— WHAT IS ASKED —
Write out the whole listing exactly as it stands.

— LISTED ENTRIES —
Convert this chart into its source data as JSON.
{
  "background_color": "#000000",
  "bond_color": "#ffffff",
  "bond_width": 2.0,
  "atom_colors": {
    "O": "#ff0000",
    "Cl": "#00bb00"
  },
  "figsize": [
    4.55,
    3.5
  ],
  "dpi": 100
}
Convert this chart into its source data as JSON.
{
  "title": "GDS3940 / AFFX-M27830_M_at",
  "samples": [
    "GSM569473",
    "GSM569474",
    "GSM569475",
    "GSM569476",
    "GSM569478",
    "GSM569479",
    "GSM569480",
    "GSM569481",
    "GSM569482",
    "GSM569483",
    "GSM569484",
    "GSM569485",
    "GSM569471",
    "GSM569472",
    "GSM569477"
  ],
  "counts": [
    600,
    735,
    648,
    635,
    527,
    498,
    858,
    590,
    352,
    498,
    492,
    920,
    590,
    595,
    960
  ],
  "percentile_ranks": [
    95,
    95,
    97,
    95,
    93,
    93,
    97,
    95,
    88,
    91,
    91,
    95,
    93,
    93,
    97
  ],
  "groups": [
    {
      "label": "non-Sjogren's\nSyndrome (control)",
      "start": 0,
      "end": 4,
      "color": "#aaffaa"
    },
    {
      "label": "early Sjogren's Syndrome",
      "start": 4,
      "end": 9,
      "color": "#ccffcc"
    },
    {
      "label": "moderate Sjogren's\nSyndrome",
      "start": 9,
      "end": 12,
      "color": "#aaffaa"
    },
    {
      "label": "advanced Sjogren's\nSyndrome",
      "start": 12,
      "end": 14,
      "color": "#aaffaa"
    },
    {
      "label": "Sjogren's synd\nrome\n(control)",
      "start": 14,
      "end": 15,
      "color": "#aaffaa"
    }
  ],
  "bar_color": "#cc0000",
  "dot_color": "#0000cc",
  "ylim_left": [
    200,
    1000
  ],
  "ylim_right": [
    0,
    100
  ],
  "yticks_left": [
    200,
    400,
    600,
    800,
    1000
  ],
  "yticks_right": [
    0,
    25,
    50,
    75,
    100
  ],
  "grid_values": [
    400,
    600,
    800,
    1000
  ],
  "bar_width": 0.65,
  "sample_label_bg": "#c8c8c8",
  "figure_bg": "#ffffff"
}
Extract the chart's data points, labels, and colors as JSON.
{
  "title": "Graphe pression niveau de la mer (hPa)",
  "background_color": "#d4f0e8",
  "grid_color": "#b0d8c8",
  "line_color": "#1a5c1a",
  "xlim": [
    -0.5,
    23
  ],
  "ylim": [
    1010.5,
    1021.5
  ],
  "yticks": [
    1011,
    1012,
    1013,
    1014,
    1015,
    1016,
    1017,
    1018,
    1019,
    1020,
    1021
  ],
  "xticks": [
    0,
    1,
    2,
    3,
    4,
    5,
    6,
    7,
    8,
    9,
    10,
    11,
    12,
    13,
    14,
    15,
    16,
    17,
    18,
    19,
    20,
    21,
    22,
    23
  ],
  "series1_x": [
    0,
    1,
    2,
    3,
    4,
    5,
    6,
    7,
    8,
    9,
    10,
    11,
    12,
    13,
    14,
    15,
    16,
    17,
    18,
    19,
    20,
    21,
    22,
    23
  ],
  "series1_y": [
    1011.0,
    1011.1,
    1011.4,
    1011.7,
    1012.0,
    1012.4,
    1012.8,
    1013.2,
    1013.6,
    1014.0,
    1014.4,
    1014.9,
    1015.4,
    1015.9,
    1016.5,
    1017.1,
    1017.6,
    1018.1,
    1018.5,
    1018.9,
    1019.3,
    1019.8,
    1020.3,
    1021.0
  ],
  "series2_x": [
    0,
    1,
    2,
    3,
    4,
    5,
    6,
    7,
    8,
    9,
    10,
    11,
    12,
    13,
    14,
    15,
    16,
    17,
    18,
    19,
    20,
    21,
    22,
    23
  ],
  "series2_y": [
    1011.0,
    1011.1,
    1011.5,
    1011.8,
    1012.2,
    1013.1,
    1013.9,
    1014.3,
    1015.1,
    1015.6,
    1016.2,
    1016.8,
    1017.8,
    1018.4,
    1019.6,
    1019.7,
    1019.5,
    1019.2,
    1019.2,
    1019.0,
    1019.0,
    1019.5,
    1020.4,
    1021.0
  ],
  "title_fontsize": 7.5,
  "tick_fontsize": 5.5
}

— FINAL RESULT —
Convert this chart into its source data as JSON.
{
  "background_color": "#000000",
  "bond_color": "#ffffff",
  "bond_width": 2.0,
  "atom_colors": {
    "O": "#ff0000",
    "Cl": "#00bb00"
  },
  "figsize": [
    4.55,
    3.5
  ],
  "dpi": 100
}
Convert this chart into its source data as JSON.
{
  "title": "GDS3940 / AFFX-M27830_M_at",
  "samples": [
    "GSM569473",
    "GSM569474",
    "GSM569475",
    "GSM569476",
    "GSM569478",
    "GSM569479",
    "GSM569480",
    "GSM569481",
    "GSM569482",
    "GSM569483",
    "GSM569484",
    "GSM569485",
    "GSM569471",
    "GSM569472",
    "GSM569477"
  ],
  "counts": [
    600,
    735,
    648,
    635,
    527,
    498,
    858,
    590,
    352,
    498,
    492,
    920,
    590,
    595,
    960
  ],
  "percentile_ranks": [
    95,
    95,
    97,
    95,
    93,
    93,
    97,
    95,
    88,
    91,
    91,
    95,
    93,
    93,
    97
  ],
  "groups": [
    {
      "label": "non-Sjogren's\nSyndrome (control)",
      "start": 0,
      "end": 4,
      "color": "#aaffaa"
    },
    {
      "label": "early Sjogren's Syndrome",
      "start": 4,
      "end": 9,
      "color": "#ccffcc"
    },
    {
      "label": "moderate Sjogren's\nSyndrome",
      "start": 9,
      "end": 12,
      "color": "#aaffaa"
    },
    {
      "label": "advanced Sjogren's\nSyndrome",
      "start": 12,
      "end": 14,
      "color": "#aaffaa"
    },
    {
      "label": "Sjogren's synd\nrome\n(control)",
      "start": 14,
      "end": 15,
      "color": "#aaffaa"
    }
  ],
  "bar_color": "#cc0000",
  "dot_color": "#0000cc",
  "ylim_left": [
    200,
    1000
  ],
  "ylim_right": [
    0,
    100
  ],
  "yticks_left": [
    200,
    400,
    600,
    800,
    1000
  ],
  "yticks_right": [
    0,
    25,
    50,
    75,
    100
  ],
  "grid_values": [
    400,
    600,
    800,
    1000
  ],
  "bar_width": 0.65,
  "sample_label_bg": "#c8c8c8",
  "figure_bg": "#ffffff"
}
Extract the chart's data points, labels, and colors as JSON.
{
  "title": "Graphe pression niveau de la mer (hPa)",
  "background_color": "#d4f0e8",
  "grid_color": "#b0d8c8",
  "line_color": "#1a5c1a",
  "xlim": [
    -0.5,
    23
  ],
  "ylim": [
    1010.5,
    1021.5
  ],
  "yticks": [
    1011,
    1012,
    1013,
    1014,
    1015,
    1016,
    1017,
    1018,
    1019,
    1020,
    1021
  ],
  "xticks": [
    0,
    1,
    2,
    3,
    4,
    5,
    6,
    7,
    8,
    9,
    10,
    11,
    12,
    13,
    14,
    15,
    16,
    17,
    18,
    19,
    20,
    21,
    22,
    23
  ],
  "series1_x": [
    0,
    1,
    2,
    3,
    4,
    5,
    6,
    7,
    8,
    9,
    10,
    11,
    12,
    13,
    14,
    15,
    16,
    17,
    18,
    19,
    20,
    21,
    22,
    23
  ],
  "series1_y": [
    1011.0,
    1011.1,
    1011.4,
    1011.7,
    1012.0,
    1012.4,
    1012.8,
    1013.2,
    1013.6,
    1014.0,
    1014.4,
    1014.9,
    1015.4,
    1015.9,
    1016.5,
    1017.1,
    1017.6,
    1018.1,
    1018.5,
    1018.9,
    1019.3,
    1019.8,
    1020.3,
    1021.0
  ],
  "series2_x": [
    0,
    1,
    2,
    3,
    4,
    5,
    6,
    7,
    8,
    9,
    10,
    11,
    12,
    13,
    14,
    15,
    16,
    17,
    18,
    19,
    20,
    21,
    22,
    23
  ],
  "series2_y": [
    1011.0,
    1011.1,
    1011.5,
    1011.8,
    1012.2,
    1013.1,
    1013.9,
    1014.3,
    1015.1,
    1015.6,
    1016.2,
    1016.8,
    1017.8,
    1018.4,
    1019.6,
    1019.7,
    1019.5,
    1019.2,
    1019.2,
    1019.0,
    1019.0,
    1019.5,
    1020.4,
    1021.0
  ],
  "title_fontsize": 7.5,
  "tick_fontsize": 5.5
}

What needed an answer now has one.